_Records for the task_
* * *

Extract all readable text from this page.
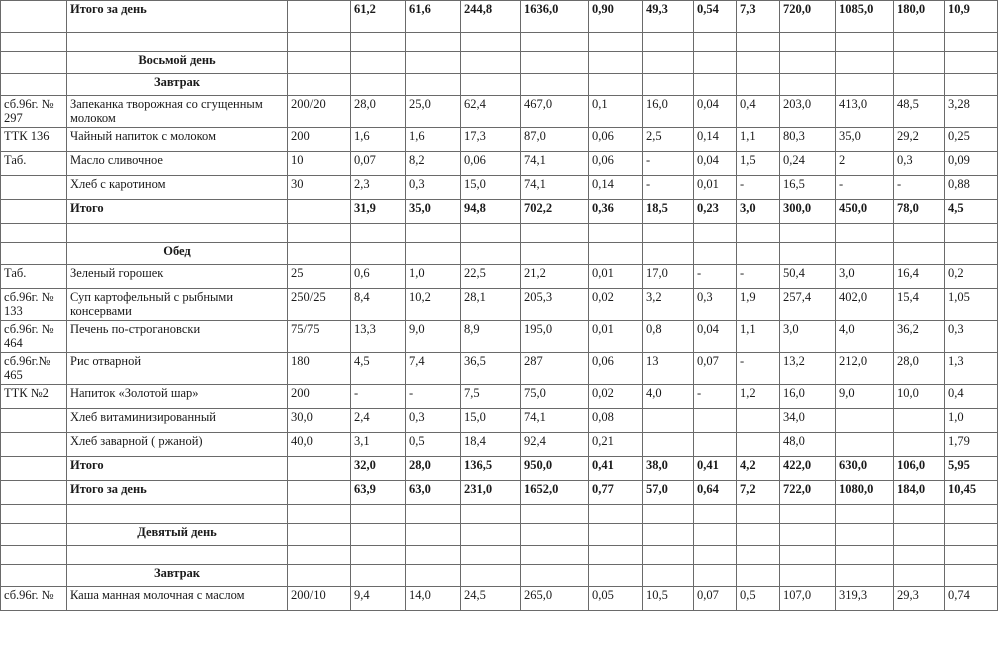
	Итого за день		61,2	61,6	244,8	1636,0	0,90	49,3	0,54	7,3	720,0	1085,0	180,0	10,9

	Восьмой день													
	Завтрак													
сб.96г. № 297	Запеканка творожная со сгущенным молоком	200/20	28,0	25,0	62,4	467,0	0,1	16,0	0,04	0,4	203,0	413,0	48,5	3,28
ТТК 136	Чайный напиток с молоком	200	1,6	1,6	17,3	87,0	0,06	2,5	0,14	1,1	80,3	35,0	29,2	0,25
Таб.	Масло сливочное	10	0,07	8,2	0,06	74,1	0,06	-	0,04	1,5	0,24	2	0,3	0,09
	Хлеб с каротином	30	2,3	0,3	15,0	74,1	0,14	-	0,01	-	16,5	-	-	0,88
	Итого		31,9	35,0	94,8	702,2	0,36	18,5	0,23	3,0	300,0	450,0	78,0	4,5

	Обед													
Таб.	Зеленый горошек	25	0,6	1,0	22,5	21,2	0,01	17,0	-	-	50,4	3,0	16,4	0,2
сб.96г. № 133	Суп картофельный с рыбными консервами	250/25	8,4	10,2	28,1	205,3	0,02	3,2	0,3	1,9	257,4	402,0	15,4	1,05
сб.96г. № 464	Печень по-строгановски	75/75	13,3	9,0	8,9	195,0	0,01	0,8	0,04	1,1	3,0	4,0	36,2	0,3
сб.96г.№ 465	Рис отварной	180	4,5	7,4	36,5	287	0,06	13	0,07	-	13,2	212,0	28,0	1,3
ТТК №2	Напиток «Золотой шар»	200	-	-	7,5	75,0	0,02	4,0	-	1,2	16,0	9,0	10,0	0,4
	Хлеб витаминизированный	30,0	2,4	0,3	15,0	74,1	0,08				34,0			1,0
	Хлеб заварной ( ржаной)	40,0	3,1	0,5	18,4	92,4	0,21				48,0			1,79
	Итого		32,0	28,0	136,5	950,0	0,41	38,0	0,41	4,2	422,0	630,0	106,0	5,95
	Итого за день		63,9	63,0	231,0	1652,0	0,77	57,0	0,64	7,2	722,0	1080,0	184,0	10,45

	Девятый день													

	Завтрак													
сб.96г. №	Каша манная молочная с маслом	200/10	9,4	14,0	24,5	265,0	0,05	10,5	0,07	0,5	107,0	319,3	29,3	0,74
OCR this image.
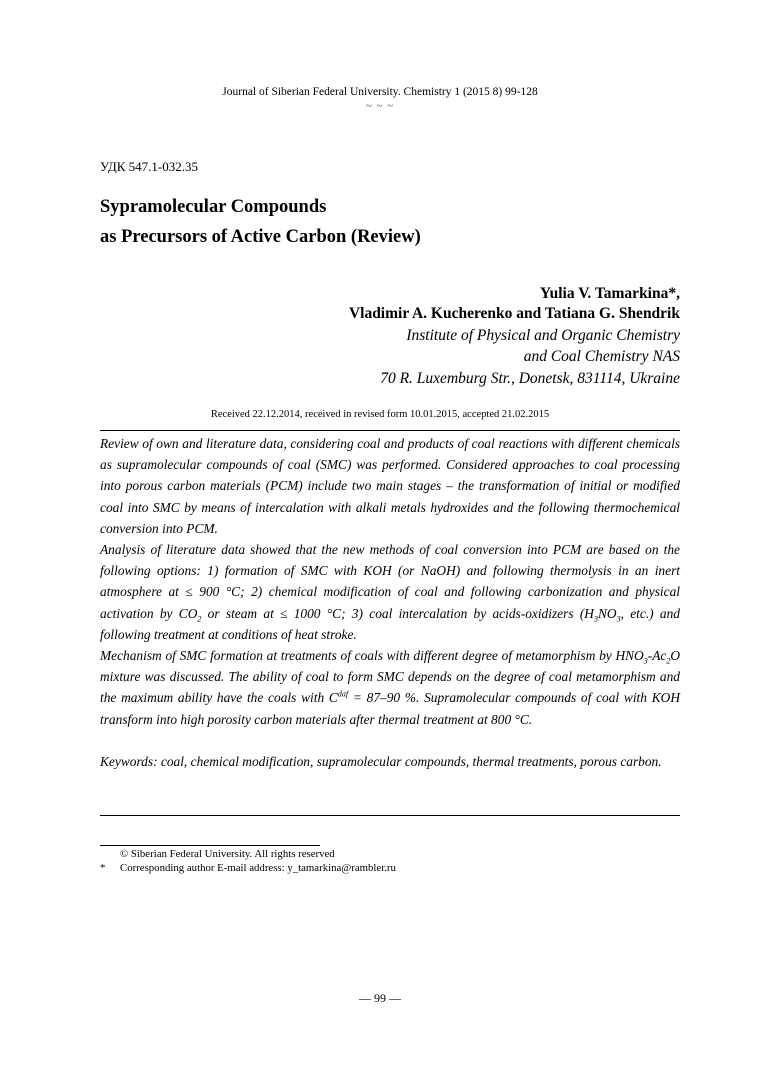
Journal of Siberian Federal University. Chemistry 1 (2015 8) 99-128
~ ~ ~
УДК 547.1-032.35
Sypramolecular Compounds
as Precursors of Active Carbon (Review)
Yulia V. Tamarkina*,
Vladimir A. Kucherenko and Tatiana G. Shendrik
Institute of Physical and Organic Chemistry
and Coal Chemistry NAS
70 R. Luxemburg Str., Donetsk, 831114, Ukraine
Received 22.12.2014, received in revised form 10.01.2015, accepted 21.02.2015

Review of own and literature data, considering coal and products of coal reactions with different chemicals as supramolecular compounds of coal (SMC) was performed. Considered approaches to coal processing into porous carbon materials (PCM) include two main stages – the transformation of initial or modified coal into SMC by means of intercalation with alkali metals hydroxides and the following thermochemical conversion into PCM.

Analysis of literature data showed that the new methods of coal conversion into PCM are based on the following options: 1) formation of SMC with KOH (or NaOH) and following thermolysis in an inert atmosphere at ≤ 900 °С; 2) chemical modification of coal and following carbonization and physical activation by $CO_2$ or steam at ≤ 1000 °С; 3) coal intercalation by acids-oxidizers ($H_3NO_3$, etc.) and following treatment at conditions of heat stroke.

Mechanism of SMC formation at treatments of coals with different degree of metamorphism by $HNO_3-Ac_2O$ mixture was discussed. The ability of coal to form SMC depends on the degree of coal metamorphism and the maximum ability have the coals with $C^{daf} = 87-90$ %. Supramolecular compounds of coal with KOH transform into high porosity carbon materials after thermal treatment at 800 °С.

Keywords: coal, chemical modification, supramolecular compounds, thermal treatments, porous carbon.

© Siberian Federal University. All rights reserved
* Corresponding author E-mail address: y_tamarkina@rambler.ru
— 99 —
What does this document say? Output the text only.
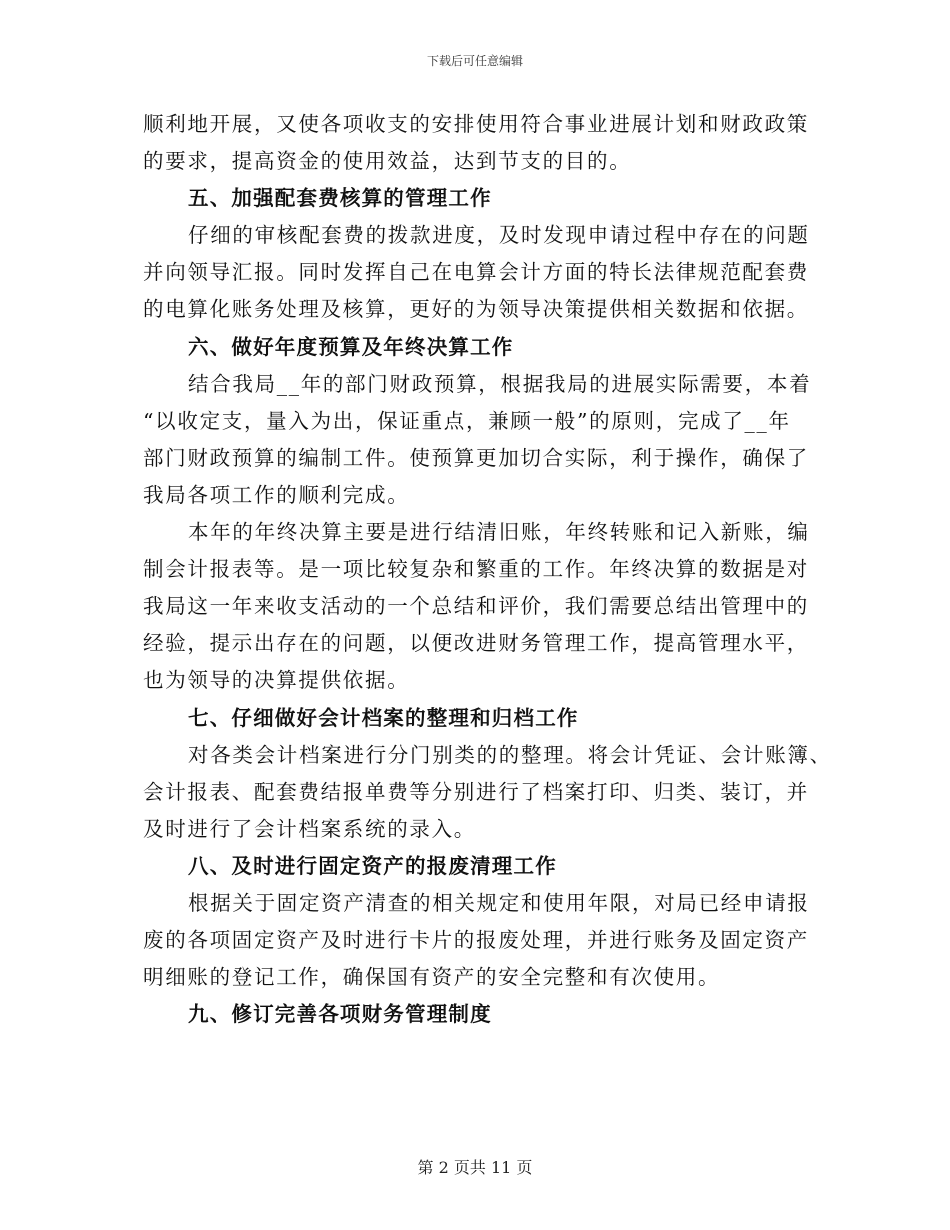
下载后可任意编辑
顺利地开展，又使各项收支的安排使用符合事业进展计划和财政政策
的要求，提高资金的使用效益，达到节支的目的。
五、加强配套费核算的管理工作
仔细的审核配套费的拨款进度，及时发现申请过程中存在的问题
并向领导汇报。同时发挥自己在电算会计方面的特长法律规范配套费
的电算化账务处理及核算，更好的为领导决策提供相关数据和依据。
六、做好年度预算及年终决算工作
结合我局__年的部门财政预算，根据我局的进展实际需要，本着
“以收定支，量入为出，保证重点，兼顾一般”的原则，完成了__年
部门财政预算的编制工件。使预算更加切合实际，利于操作，确保了
我局各项工作的顺利完成。
本年的年终决算主要是进行结清旧账，年终转账和记入新账，编
制会计报表等。是一项比较复杂和繁重的工作。年终决算的数据是对
我局这一年来收支活动的一个总结和评价，我们需要总结出管理中的
经验，提示出存在的问题，以便改进财务管理工作，提高管理水平，
也为领导的决算提供依据。
七、仔细做好会计档案的整理和归档工作
对各类会计档案进行分门别类的的整理。将会计凭证、会计账簿、
会计报表、配套费结报单费等分别进行了档案打印、归类、装订，并
及时进行了会计档案系统的录入。
八、及时进行固定资产的报废清理工作
根据关于固定资产清查的相关规定和使用年限，对局已经申请报
废的各项固定资产及时进行卡片的报废处理，并进行账务及固定资产
明细账的登记工作，确保国有资产的安全完整和有次使用。
九、修订完善各项财务管理制度
第 2 页共 11 页
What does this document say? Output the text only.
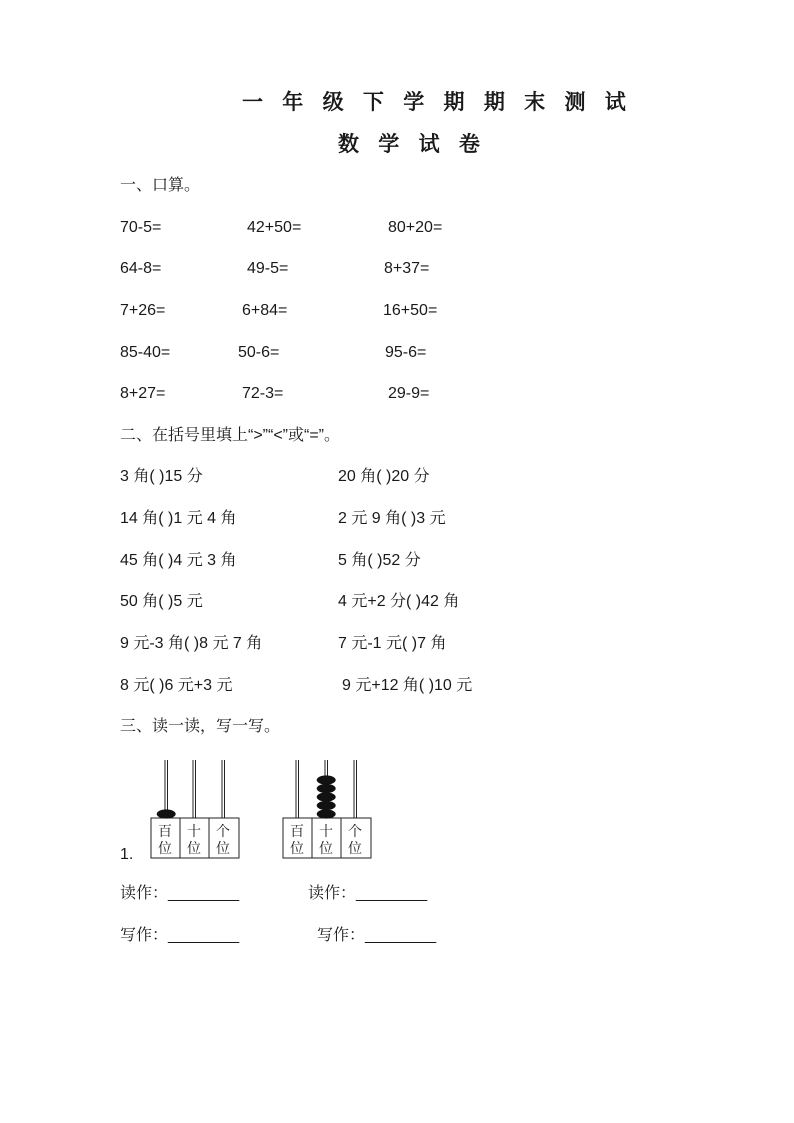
一 年 级 下 学 期 期 末 测 试
数 学 试 卷
一、口算。
70-5=	42+50=	80+20=
64-8=	49-5=	8+37=
7+26=	6+84=	16+50=
85-40=	50-6=	95-6=
8+27=	72-3=	29-9=
二、在括号里填上“>”“<”或“=”。
3 角( )15 分	20 角( )20 分
14 角( )1 元 4 角	2 元 9 角( )3 元
45 角( )4 元 3 角	5 角( )52 分
50 角( )5 元	4 元+2 分( )42 角
9 元-3 角( )8 元 7 角	7 元-1 元( )7 角
8 元( )6 元+3 元	9 元+12 角( )10 元
三、读一读，写一写。
1.
百
位
十
位
个
位
百
位
十
位
个
位
读作：________	读作：________
写作：________	写作：________
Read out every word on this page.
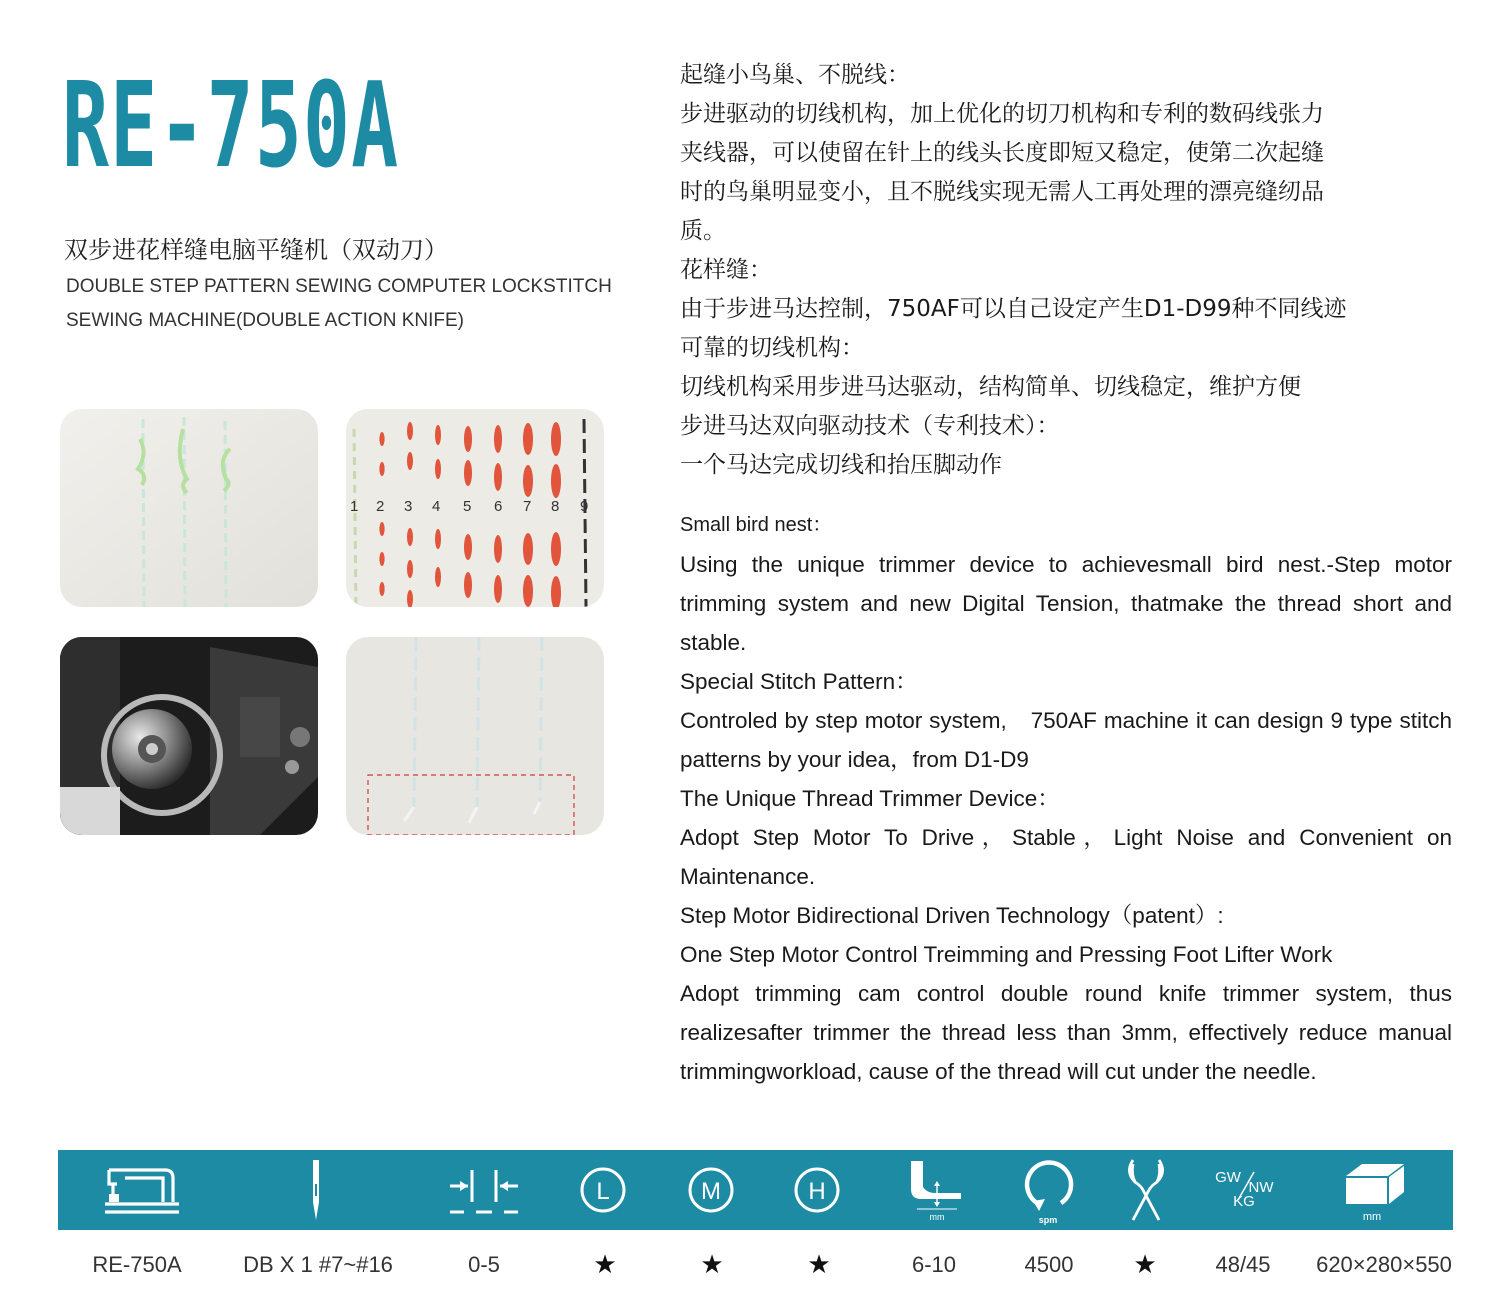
RE-750A
双步进花样缝电脑平缝机（双动刀）
DOUBLE STEP PATTERN SEWING COMPUTER LOCKSTITCH
SEWING MACHINE(DOUBLE ACTION KNIFE)
1 2 3 4 5 6 7 8 9

起缝小鸟巢、不脱线：

步进驱动的切线机构，加上优化的切刀机构和专利的数码线张力

夹线器，可以使留在针上的线头长度即短又稳定，使第二次起缝

时的鸟巢明显变小，且不脱线实现无需人工再处理的漂亮缝纫品

质。

花样缝：

由于步进马达控制，750AF可以自己设定产生D1-D99种不同线迹

可靠的切线机构：

切线机构采用步进马达驱动，结构简单、切线稳定，维护方便

步进马达双向驱动技术（专利技术）：

一个马达完成切线和抬压脚动作

Small bird nest：

Using the unique trimmer device to achievesmall bird nest.-Step motor trimming system and new Digital Tension, thatmake the thread short and stable.

Special Stitch Pattern：

Controled by step motor system,　750AF machine it can design 9 type stitch patterns by your idea，from D1-D9

The Unique Thread Trimmer Device：

Adopt Step Motor To Drive，Stable，Light Noise and Convenient on Maintenance.

Step Motor Bidirectional Driven Technology（patent）:

One Step Motor Control Treimming and Pressing Foot Lifter Work

Adopt trimming cam control double round knife trimmer system, thus realizesafter trimmer the thread less than 3mm, effectively reduce manual trimmingworkload, cause of the thread will cut under the needle.

L	M	H
mm	spm
GW
NW
KG
mm
RE-750A	DB X 1 #7~#16	0-5	★	★	★	6-10	4500 ★	48/45 620×280×550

* * *

_Problem_
Scan the material above. Copy each line where "bird" occurs.

_The result_
Small bird nest：
Using the unique trimmer device to achievesmall bird nest.-Step motor trimming system and new Digital Tension, thatmake the thread short and stable.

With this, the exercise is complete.